- WHAT THE TASK REQUIRES
Leave the pictures out. Return all other data exactly.

- INFORMATION SHOWN

+++

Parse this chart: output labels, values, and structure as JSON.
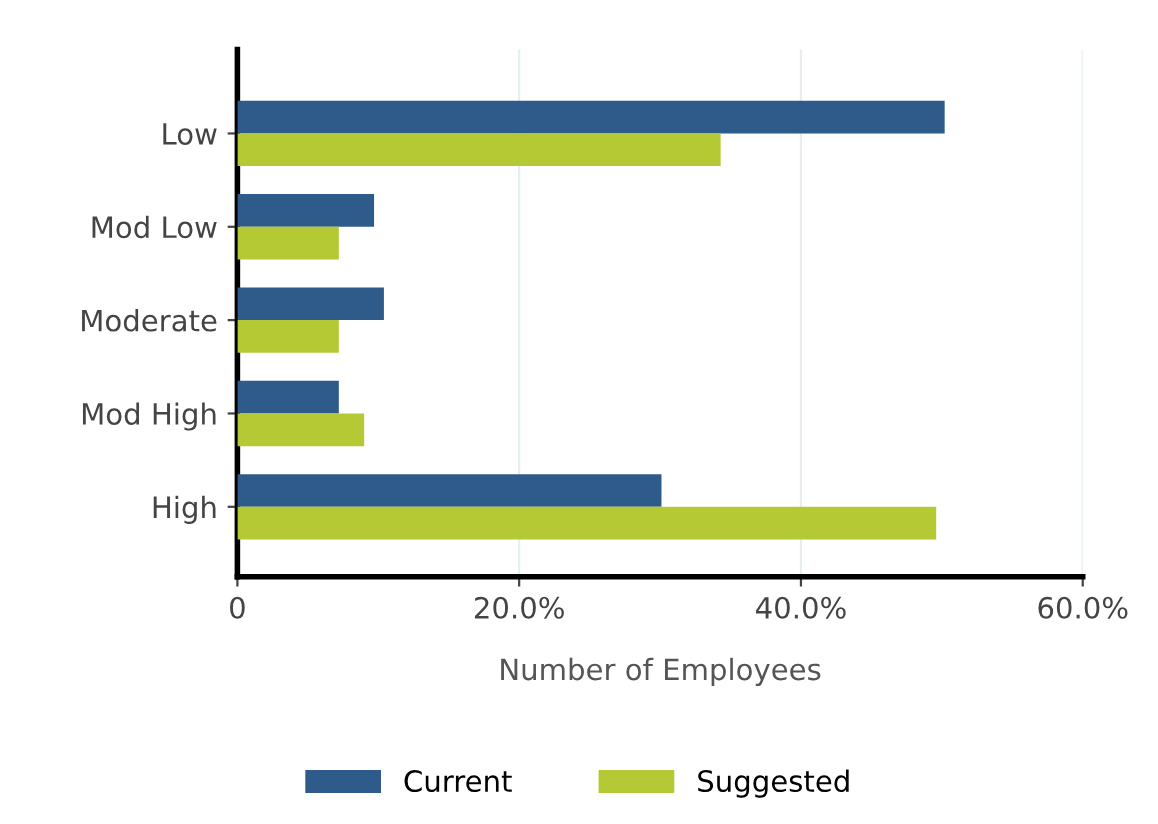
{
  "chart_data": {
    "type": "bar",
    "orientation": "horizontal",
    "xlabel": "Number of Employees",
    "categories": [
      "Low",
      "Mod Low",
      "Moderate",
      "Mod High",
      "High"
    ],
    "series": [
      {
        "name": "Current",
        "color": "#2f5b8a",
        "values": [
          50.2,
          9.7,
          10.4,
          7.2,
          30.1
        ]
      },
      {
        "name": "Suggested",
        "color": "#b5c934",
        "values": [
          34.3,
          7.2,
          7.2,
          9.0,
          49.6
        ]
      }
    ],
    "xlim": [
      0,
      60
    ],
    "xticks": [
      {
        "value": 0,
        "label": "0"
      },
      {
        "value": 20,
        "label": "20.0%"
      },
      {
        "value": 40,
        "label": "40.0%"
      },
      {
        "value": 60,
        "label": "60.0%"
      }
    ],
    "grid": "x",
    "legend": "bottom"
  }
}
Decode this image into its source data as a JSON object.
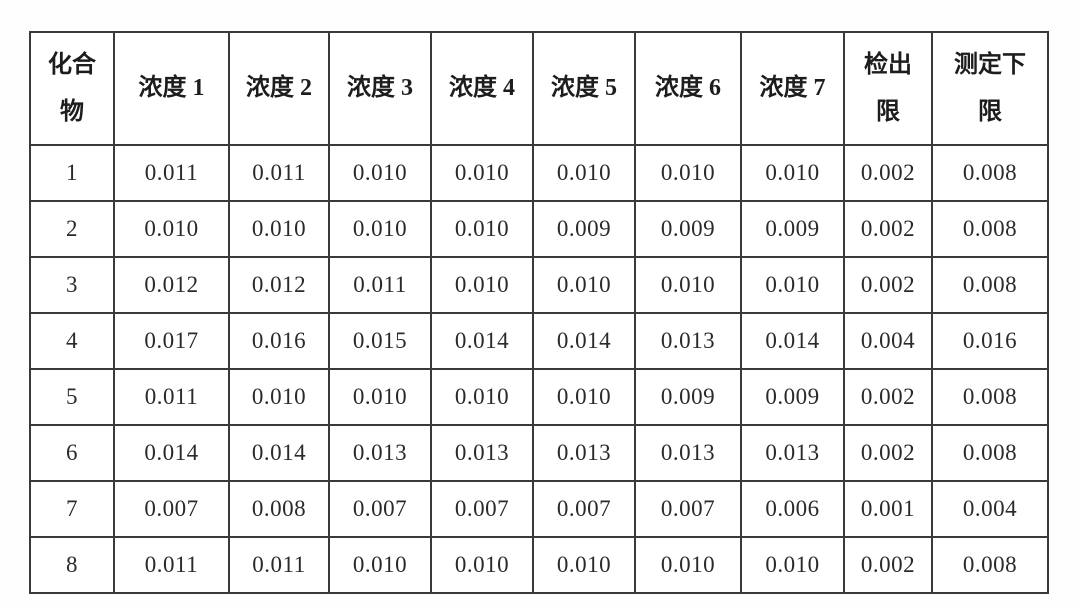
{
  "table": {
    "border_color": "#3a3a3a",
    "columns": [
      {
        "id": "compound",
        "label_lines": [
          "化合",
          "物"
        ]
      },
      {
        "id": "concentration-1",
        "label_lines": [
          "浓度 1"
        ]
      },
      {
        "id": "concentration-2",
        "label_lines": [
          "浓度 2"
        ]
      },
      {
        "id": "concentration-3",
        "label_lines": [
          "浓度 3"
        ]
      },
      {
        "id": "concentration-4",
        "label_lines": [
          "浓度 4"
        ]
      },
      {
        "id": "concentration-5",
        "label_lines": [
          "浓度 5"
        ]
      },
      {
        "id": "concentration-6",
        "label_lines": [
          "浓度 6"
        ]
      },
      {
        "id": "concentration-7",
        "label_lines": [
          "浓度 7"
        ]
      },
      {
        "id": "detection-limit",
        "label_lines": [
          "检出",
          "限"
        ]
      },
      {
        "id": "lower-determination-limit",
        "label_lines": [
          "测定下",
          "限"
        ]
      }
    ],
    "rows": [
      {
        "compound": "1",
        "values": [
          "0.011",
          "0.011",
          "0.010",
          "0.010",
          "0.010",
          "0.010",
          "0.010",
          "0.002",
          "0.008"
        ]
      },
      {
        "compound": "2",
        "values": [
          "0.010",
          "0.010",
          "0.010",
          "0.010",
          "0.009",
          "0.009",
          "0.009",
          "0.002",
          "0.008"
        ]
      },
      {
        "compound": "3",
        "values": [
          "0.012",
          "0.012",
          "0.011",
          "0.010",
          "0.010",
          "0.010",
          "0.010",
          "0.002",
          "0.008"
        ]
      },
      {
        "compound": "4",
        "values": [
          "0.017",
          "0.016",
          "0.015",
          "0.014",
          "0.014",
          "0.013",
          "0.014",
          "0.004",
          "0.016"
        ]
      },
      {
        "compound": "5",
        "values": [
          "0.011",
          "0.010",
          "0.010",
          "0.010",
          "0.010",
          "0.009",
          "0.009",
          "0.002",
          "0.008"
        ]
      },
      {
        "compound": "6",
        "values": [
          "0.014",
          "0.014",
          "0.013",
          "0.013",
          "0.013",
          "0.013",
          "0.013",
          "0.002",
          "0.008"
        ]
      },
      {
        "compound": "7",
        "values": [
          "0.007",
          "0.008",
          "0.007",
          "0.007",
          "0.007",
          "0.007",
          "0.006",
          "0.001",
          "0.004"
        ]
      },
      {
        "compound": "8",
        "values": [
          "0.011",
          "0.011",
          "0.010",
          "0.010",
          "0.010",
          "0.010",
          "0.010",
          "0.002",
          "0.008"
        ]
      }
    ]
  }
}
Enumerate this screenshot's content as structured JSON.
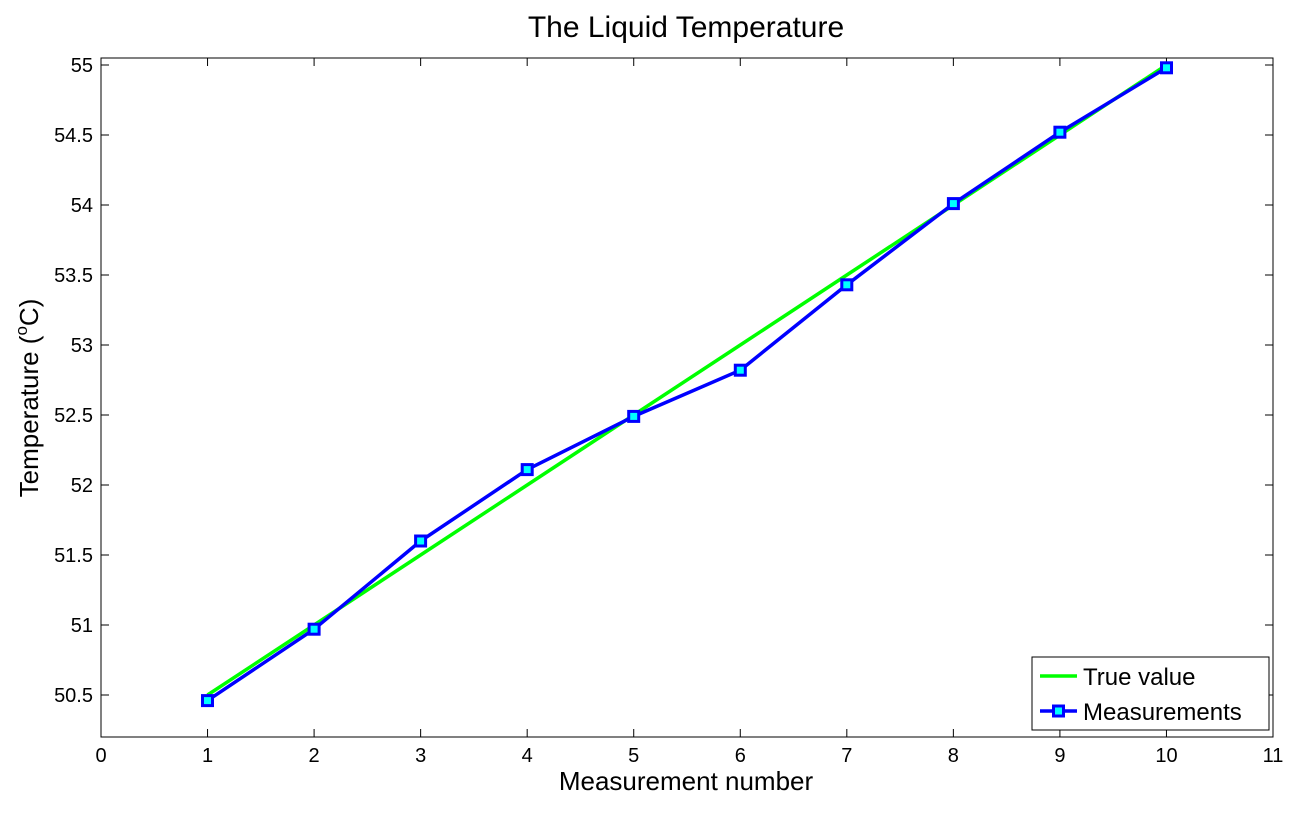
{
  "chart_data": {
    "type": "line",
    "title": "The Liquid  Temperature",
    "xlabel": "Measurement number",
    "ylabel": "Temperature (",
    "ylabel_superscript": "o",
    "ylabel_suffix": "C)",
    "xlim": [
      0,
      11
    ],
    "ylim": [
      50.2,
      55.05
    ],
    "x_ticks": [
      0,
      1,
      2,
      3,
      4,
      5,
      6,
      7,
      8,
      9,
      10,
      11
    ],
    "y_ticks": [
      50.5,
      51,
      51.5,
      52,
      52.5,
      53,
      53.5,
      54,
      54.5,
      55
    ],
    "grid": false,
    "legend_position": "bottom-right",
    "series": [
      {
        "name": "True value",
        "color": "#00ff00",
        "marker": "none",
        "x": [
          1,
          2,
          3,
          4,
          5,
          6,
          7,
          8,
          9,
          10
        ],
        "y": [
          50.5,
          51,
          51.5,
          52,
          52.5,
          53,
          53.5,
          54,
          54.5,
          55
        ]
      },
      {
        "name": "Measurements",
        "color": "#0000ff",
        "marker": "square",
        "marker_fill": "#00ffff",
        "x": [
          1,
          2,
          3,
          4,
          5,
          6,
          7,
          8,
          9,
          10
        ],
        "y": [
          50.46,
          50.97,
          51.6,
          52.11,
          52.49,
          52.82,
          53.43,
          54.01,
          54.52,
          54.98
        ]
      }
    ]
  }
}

+++

- TASK RESULT
Parse this chart: output labels, values, and structure as JSON.
{
  "chart_data": {
    "type": "bar",
    "orientation": "horizontal",
    "xlabel": "Number of Employees",
    "categories": [
      "Low",
      "Mod Low",
      "Moderate",
      "Mod High",
      "High"
    ],
    "series": [
      {
        "name": "Current",
        "color": "#2f5b8a",
        "values": [
          50.2,
          9.7,
          10.4,
          7.2,
          30.1
        ]
      },
      {
        "name": "Suggested",
        "color": "#b5c934",
        "values": [
          34.3,
          7.2,
          7.2,
          9.0,
          49.6
        ]
      }
    ],
    "xlim": [
      0,
      60
    ],
    "xticks": [
      {
        "value": 0,
        "label": "0"
      },
      {
        "value": 20,
        "label": "20.0%"
      },
      {
        "value": 40,
        "label": "40.0%"
      },
      {
        "value": 60,
        "label": "60.0%"
      }
    ],
    "grid": "x",
    "legend": "bottom"
  }
}
Decode this image into its source data as a JSON object.
{
  "table": {
    "border_color": "#3a3a3a",
    "columns": [
      {
        "id": "compound",
        "label_lines": [
          "化合",
          "物"
        ]
      },
      {
        "id": "concentration-1",
        "label_lines": [
          "浓度 1"
        ]
      },
      {
        "id": "concentration-2",
        "label_lines": [
          "浓度 2"
        ]
      },
      {
        "id": "concentration-3",
        "label_lines": [
          "浓度 3"
        ]
      },
      {
        "id": "concentration-4",
        "label_lines": [
          "浓度 4"
        ]
      },
      {
        "id": "concentration-5",
        "label_lines": [
          "浓度 5"
        ]
      },
      {
        "id": "concentration-6",
        "label_lines": [
          "浓度 6"
        ]
      },
      {
        "id": "concentration-7",
        "label_lines": [
          "浓度 7"
        ]
      },
      {
        "id": "detection-limit",
        "label_lines": [
          "检出",
          "限"
        ]
      },
      {
        "id": "lower-determination-limit",
        "label_lines": [
          "测定下",
          "限"
        ]
      }
    ],
    "rows": [
      {
        "compound": "1",
        "values": [
          "0.011",
          "0.011",
          "0.010",
          "0.010",
          "0.010",
          "0.010",
          "0.010",
          "0.002",
          "0.008"
        ]
      },
      {
        "compound": "2",
        "values": [
          "0.010",
          "0.010",
          "0.010",
          "0.010",
          "0.009",
          "0.009",
          "0.009",
          "0.002",
          "0.008"
        ]
      },
      {
        "compound": "3",
        "values": [
          "0.012",
          "0.012",
          "0.011",
          "0.010",
          "0.010",
          "0.010",
          "0.010",
          "0.002",
          "0.008"
        ]
      },
      {
        "compound": "4",
        "values": [
          "0.017",
          "0.016",
          "0.015",
          "0.014",
          "0.014",
          "0.013",
          "0.014",
          "0.004",
          "0.016"
        ]
      },
      {
        "compound": "5",
        "values": [
          "0.011",
          "0.010",
          "0.010",
          "0.010",
          "0.010",
          "0.009",
          "0.009",
          "0.002",
          "0.008"
        ]
      },
      {
        "compound": "6",
        "values": [
          "0.014",
          "0.014",
          "0.013",
          "0.013",
          "0.013",
          "0.013",
          "0.013",
          "0.002",
          "0.008"
        ]
      },
      {
        "compound": "7",
        "values": [
          "0.007",
          "0.008",
          "0.007",
          "0.007",
          "0.007",
          "0.007",
          "0.006",
          "0.001",
          "0.004"
        ]
      },
      {
        "compound": "8",
        "values": [
          "0.011",
          "0.011",
          "0.010",
          "0.010",
          "0.010",
          "0.010",
          "0.010",
          "0.002",
          "0.008"
        ]
      }
    ]
  }
}
Enumerate this screenshot's content as structured JSON.
{
  "chart_data": {
    "type": "line",
    "title": "The Liquid  Temperature",
    "xlabel": "Measurement number",
    "ylabel": "Temperature (",
    "ylabel_superscript": "o",
    "ylabel_suffix": "C)",
    "xlim": [
      0,
      11
    ],
    "ylim": [
      50.2,
      55.05
    ],
    "x_ticks": [
      0,
      1,
      2,
      3,
      4,
      5,
      6,
      7,
      8,
      9,
      10,
      11
    ],
    "y_ticks": [
      50.5,
      51,
      51.5,
      52,
      52.5,
      53,
      53.5,
      54,
      54.5,
      55
    ],
    "grid": false,
    "legend_position": "bottom-right",
    "series": [
      {
        "name": "True value",
        "color": "#00ff00",
        "marker": "none",
        "x": [
          1,
          2,
          3,
          4,
          5,
          6,
          7,
          8,
          9,
          10
        ],
        "y": [
          50.5,
          51,
          51.5,
          52,
          52.5,
          53,
          53.5,
          54,
          54.5,
          55
        ]
      },
      {
        "name": "Measurements",
        "color": "#0000ff",
        "marker": "square",
        "marker_fill": "#00ffff",
        "x": [
          1,
          2,
          3,
          4,
          5,
          6,
          7,
          8,
          9,
          10
        ],
        "y": [
          50.46,
          50.97,
          51.6,
          52.11,
          52.49,
          52.82,
          53.43,
          54.01,
          54.52,
          54.98
        ]
      }
    ]
  }
}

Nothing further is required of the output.